TEXT PROVIDED —
===============
Purpose: To study the ventilatory effects of closely monitored cycle ergometer conditioning (HR target, 145-150 beats·min-1; 25 min/session; three sessions per week) during the second and third pregnancy trimesters(TMs) in healthy human pregnancy.

Methods: Subjects were 27 previously sedentary pregnant women (exercised group, EG). A sedentary control group (CG, N = 20) was also studied. Subjects were tested at rest and during upright cycle ergometry at three steady-state power outputs (≈20, 45, and 65 W) at the start of the second TM (ENTRY), at the end of the second and third TMs (post-training), and 3 months postpartum(PP, nonpregnant control).

Results: Significant reductions in exercise HR were observed in the EG at each exercise level, confirming achievement of an aerobic conditioning effect. In both groups the ventilatory equivalent for oxygen(˙VE/˙VO2) was significantly higher at all work rates during pregnancy compared with that during PP. This effect was caused by significantly higher exercise tidal volumes (VT) at each work rate in both groups during pregnancy versus PP. Respiratory sensitivity as reflected by the ventilatory equivalent for carbon dioxide(˙VE/˙VCO2) and calculated arterial carbon dioxide tension (PaCO2) was significantly increased at all three work rates in late gestation versus PP and increased slightly with advancing gestational age in both groups. The main effects of physical conditioning were attenuation of increases in ˙VE/˙VO2 observed at all exercise levels between the end of TM2 and TM3 and reductions in respiratory perception of effort (RPEr) between ENTRY and the end of TM3. Attenuation of increases in˙VE/˙VO2 during TM3 in the EG was attributed to the combined effects of enhanced fat versus carbohydrate utilization (resulting in reduced CO2 output and drive to ventilate) and attenuation of pregnancy-induced increases in dead space ventilation in late gestation.

Conclusion: The study results support the hypothesis that physical conditioning reduces both ventilatory demand and respiratory perception of effort in late gestation.
===============
Stored data entries:
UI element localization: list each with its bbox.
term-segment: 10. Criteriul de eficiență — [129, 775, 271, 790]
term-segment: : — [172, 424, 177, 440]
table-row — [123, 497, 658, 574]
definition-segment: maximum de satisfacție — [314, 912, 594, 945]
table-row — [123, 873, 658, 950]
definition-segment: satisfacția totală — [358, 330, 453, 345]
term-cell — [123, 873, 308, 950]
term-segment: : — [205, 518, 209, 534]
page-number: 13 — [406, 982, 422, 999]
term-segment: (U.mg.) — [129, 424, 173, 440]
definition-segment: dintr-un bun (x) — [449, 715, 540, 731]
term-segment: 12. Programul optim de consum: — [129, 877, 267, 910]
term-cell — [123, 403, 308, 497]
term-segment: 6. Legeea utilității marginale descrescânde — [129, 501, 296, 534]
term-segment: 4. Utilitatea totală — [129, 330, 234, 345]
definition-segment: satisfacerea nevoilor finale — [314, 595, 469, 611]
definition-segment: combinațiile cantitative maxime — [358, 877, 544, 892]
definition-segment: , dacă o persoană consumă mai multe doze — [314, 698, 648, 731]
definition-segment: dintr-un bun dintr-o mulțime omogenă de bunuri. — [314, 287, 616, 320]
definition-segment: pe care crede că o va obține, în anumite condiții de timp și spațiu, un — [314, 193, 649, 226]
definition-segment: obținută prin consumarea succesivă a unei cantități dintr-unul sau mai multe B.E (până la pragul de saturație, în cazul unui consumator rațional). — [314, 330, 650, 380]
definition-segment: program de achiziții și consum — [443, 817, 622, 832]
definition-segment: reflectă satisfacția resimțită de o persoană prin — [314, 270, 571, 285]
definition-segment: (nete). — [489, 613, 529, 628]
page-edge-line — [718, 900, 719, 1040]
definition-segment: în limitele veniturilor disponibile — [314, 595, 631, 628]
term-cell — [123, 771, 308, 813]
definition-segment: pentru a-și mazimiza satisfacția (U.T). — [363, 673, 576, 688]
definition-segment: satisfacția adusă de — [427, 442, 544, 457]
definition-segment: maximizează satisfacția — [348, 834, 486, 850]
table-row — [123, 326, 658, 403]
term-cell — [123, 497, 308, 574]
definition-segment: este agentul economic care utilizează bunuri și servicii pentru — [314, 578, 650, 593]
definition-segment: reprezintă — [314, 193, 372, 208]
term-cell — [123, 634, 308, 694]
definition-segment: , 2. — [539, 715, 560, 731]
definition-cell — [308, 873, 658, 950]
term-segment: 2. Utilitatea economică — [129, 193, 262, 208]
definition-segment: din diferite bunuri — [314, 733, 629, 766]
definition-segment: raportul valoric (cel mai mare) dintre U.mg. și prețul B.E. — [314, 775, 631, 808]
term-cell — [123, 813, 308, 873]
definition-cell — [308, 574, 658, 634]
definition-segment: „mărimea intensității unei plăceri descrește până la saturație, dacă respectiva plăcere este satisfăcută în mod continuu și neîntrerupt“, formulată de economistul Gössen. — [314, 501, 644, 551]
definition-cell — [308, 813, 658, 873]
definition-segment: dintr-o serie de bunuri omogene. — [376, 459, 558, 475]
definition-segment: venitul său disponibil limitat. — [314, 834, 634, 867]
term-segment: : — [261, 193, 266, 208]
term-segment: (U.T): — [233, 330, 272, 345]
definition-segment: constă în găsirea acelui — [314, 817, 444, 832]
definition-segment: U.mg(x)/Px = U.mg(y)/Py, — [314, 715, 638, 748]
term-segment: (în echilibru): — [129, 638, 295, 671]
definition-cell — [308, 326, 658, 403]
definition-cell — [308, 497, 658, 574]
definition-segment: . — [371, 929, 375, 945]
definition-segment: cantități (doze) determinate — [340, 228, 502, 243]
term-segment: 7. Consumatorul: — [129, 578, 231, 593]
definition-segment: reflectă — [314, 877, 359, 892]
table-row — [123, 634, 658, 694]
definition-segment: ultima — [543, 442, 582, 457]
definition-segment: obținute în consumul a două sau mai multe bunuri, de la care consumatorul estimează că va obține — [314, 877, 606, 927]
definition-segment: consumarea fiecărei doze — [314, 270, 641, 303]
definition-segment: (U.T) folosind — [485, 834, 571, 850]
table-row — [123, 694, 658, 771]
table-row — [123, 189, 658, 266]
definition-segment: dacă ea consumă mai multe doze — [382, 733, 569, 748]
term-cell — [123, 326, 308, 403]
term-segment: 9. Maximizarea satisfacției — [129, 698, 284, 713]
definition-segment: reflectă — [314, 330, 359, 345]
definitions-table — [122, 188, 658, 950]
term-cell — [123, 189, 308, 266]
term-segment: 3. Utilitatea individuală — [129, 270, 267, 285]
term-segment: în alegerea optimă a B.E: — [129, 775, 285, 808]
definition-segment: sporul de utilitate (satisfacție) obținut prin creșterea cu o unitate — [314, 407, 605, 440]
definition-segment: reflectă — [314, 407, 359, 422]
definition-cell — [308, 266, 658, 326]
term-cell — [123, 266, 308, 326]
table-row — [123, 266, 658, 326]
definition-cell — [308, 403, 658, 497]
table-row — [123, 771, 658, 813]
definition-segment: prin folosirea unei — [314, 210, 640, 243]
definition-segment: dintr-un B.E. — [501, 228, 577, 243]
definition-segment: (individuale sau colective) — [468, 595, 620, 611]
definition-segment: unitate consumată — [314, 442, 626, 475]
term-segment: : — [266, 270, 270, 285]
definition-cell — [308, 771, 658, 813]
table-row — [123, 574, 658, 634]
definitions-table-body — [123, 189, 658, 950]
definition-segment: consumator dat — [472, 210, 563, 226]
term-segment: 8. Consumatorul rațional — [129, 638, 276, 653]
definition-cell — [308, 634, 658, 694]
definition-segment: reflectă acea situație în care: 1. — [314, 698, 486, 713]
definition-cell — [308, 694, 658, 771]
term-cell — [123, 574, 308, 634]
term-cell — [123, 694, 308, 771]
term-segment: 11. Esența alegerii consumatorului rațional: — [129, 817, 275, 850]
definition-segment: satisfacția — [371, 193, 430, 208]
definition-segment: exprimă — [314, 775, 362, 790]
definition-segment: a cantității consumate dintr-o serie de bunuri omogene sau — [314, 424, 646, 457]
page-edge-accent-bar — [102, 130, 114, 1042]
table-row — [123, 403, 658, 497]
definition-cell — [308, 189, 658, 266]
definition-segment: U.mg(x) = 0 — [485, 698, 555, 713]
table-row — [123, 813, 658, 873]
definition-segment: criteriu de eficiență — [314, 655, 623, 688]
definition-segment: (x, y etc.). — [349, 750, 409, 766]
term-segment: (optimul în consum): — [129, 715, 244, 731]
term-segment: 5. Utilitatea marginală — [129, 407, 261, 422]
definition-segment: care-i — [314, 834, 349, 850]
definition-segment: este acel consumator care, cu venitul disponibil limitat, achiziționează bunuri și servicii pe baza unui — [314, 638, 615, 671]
===============
WORK TO COMPLETE — From the pregnancy exercise abstract, write out the passage between "Methods: Subjects were" and "postpartum(PP, nonpregnant control).", inclusive, switching "pregnant women" to "expectant mothers".

SOLUTION BELOW —
Methods: Subjects were 27 previously sedentary expectant mothers (exercised group, EG). A sedentary control group (CG, N = 20) was also studied. Subjects were tested at rest and during upright cycle ergometry at three steady-state power outputs (≈20, 45, and 65 W) at the start of the second TM (ENTRY), at the end of the second and third TMs (post-training), and 3 months postpartum(PP, nonpregnant control).